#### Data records
+ + + +

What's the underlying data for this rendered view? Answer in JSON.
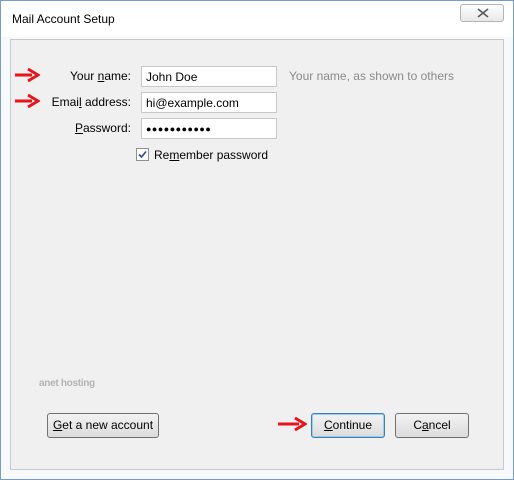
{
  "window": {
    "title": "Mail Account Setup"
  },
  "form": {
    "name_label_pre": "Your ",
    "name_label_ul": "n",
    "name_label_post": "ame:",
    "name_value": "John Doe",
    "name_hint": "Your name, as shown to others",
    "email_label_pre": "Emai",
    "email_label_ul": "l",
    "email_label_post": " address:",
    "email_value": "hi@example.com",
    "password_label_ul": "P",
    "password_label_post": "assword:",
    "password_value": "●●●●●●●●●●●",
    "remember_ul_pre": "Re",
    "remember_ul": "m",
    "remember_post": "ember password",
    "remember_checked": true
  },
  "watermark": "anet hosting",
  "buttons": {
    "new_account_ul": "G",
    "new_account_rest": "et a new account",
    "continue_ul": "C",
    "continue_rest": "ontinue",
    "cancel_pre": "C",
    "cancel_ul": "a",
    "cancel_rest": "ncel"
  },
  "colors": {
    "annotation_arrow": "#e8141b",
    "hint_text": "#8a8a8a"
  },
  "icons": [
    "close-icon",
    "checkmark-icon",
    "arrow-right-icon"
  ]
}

+ + + +

#### WHAT THE TASK ASKS
Take the listing above and restate it word for word, without its pictures.

#### TASK OUTPUT
What's the underlying data for this rendered view? Answer in JSON.
{
  "window": {
    "title": "Mail Account Setup"
  },
  "form": {
    "name_label_pre": "Your ",
    "name_label_ul": "n",
    "name_label_post": "ame:",
    "name_value": "John Doe",
    "name_hint": "Your name, as shown to others",
    "email_label_pre": "Emai",
    "email_label_ul": "l",
    "email_label_post": " address:",
    "email_value": "hi@example.com",
    "password_label_ul": "P",
    "password_label_post": "assword:",
    "password_value": "●●●●●●●●●●●",
    "remember_ul_pre": "Re",
    "remember_ul": "m",
    "remember_post": "ember password",
    "remember_checked": true
  },
  "watermark": "anet hosting",
  "buttons": {
    "new_account_ul": "G",
    "new_account_rest": "et a new account",
    "continue_ul": "C",
    "continue_rest": "ontinue",
    "cancel_pre": "C",
    "cancel_ul": "a",
    "cancel_rest": "ncel"
  },
  "colors": {
    "annotation_arrow": "#e8141b",
    "hint_text": "#8a8a8a"
  },
  "icons": [
    "close-icon",
    "checkmark-icon",
    "arrow-right-icon"
  ]
}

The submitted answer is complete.